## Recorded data
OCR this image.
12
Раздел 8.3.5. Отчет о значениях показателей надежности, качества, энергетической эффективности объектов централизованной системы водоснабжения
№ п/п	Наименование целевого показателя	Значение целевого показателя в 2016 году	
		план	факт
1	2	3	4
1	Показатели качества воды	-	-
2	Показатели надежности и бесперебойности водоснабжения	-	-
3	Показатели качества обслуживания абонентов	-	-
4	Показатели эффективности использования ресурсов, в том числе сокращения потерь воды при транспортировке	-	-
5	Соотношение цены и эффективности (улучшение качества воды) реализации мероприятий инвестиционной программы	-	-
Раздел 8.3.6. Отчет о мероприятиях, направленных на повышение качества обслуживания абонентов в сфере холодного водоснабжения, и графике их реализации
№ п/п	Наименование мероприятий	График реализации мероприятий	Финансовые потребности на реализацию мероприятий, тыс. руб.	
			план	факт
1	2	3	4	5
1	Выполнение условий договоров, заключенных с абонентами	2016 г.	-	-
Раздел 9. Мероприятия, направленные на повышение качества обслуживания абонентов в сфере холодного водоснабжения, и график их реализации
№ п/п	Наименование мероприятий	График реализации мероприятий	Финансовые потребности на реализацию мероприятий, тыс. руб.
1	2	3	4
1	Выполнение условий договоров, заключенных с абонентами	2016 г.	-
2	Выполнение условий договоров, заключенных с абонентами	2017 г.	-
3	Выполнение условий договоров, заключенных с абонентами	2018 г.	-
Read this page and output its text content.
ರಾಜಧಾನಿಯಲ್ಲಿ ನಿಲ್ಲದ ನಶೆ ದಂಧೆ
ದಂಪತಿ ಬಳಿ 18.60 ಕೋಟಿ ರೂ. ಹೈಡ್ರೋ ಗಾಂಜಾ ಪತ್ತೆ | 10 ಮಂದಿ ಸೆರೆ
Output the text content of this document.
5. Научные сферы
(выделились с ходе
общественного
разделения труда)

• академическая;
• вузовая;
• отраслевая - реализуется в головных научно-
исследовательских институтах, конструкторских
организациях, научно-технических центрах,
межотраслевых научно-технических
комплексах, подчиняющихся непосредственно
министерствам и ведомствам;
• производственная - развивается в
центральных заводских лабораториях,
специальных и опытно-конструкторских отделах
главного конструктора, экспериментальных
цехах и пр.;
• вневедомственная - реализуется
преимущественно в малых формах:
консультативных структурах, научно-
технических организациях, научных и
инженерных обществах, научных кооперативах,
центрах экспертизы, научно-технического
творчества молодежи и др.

## WHAT THE TASK ASKS
Copy every line of the material, please, keeping it exactly the same.

## OUTPUT OF THE TASK
OCR this image.
12
Раздел 8.3.5. Отчет о значениях показателей надежности, качества, энергетической эффективности объектов централизованной системы водоснабжения
№ п/п	Наименование целевого показателя	Значение целевого показателя в 2016 году	
		план	факт
1	2	3	4
1	Показатели качества воды	-	-
2	Показатели надежности и бесперебойности водоснабжения	-	-
3	Показатели качества обслуживания абонентов	-	-
4	Показатели эффективности использования ресурсов, в том числе сокращения потерь воды при транспортировке	-	-
5	Соотношение цены и эффективности (улучшение качества воды) реализации мероприятий инвестиционной программы	-	-
Раздел 8.3.6. Отчет о мероприятиях, направленных на повышение качества обслуживания абонентов в сфере холодного водоснабжения, и графике их реализации
№ п/п	Наименование мероприятий	График реализации мероприятий	Финансовые потребности на реализацию мероприятий, тыс. руб.	
			план	факт
1	2	3	4	5
1	Выполнение условий договоров, заключенных с абонентами	2016 г.	-	-
Раздел 9. Мероприятия, направленные на повышение качества обслуживания абонентов в сфере холодного водоснабжения, и график их реализации
№ п/п	Наименование мероприятий	График реализации мероприятий	Финансовые потребности на реализацию мероприятий, тыс. руб.
1	2	3	4
1	Выполнение условий договоров, заключенных с абонентами	2016 г.	-
2	Выполнение условий договоров, заключенных с абонентами	2017 г.	-
3	Выполнение условий договоров, заключенных с абонентами	2018 г.	-
Read this page and output its text content.
ರಾಜಧಾನಿಯಲ್ಲಿ ನಿಲ್ಲದ ನಶೆ ದಂಧೆ
ದಂಪತಿ ಬಳಿ 18.60 ಕೋಟಿ ರೂ. ಹೈಡ್ರೋ ಗಾಂಜಾ ಪತ್ತೆ | 10 ಮಂದಿ ಸೆರೆ
Output the text content of this document.
5. Научные сферы
(выделились с ходе
общественного
разделения труда)

• академическая;
• вузовая;
• отраслевая - реализуется в головных научно-
исследовательских институтах, конструкторских
организациях, научно-технических центрах,
межотраслевых научно-технических
комплексах, подчиняющихся непосредственно
министерствам и ведомствам;
• производственная - развивается в
центральных заводских лабораториях,
специальных и опытно-конструкторских отделах
главного конструктора, экспериментальных
цехах и пр.;
• вневедомственная - реализуется
преимущественно в малых формах:
консультативных структурах, научно-
технических организациях, научных и
инженерных обществах, научных кооперативах,
центрах экспертизы, научно-технического
творчества молодежи и др.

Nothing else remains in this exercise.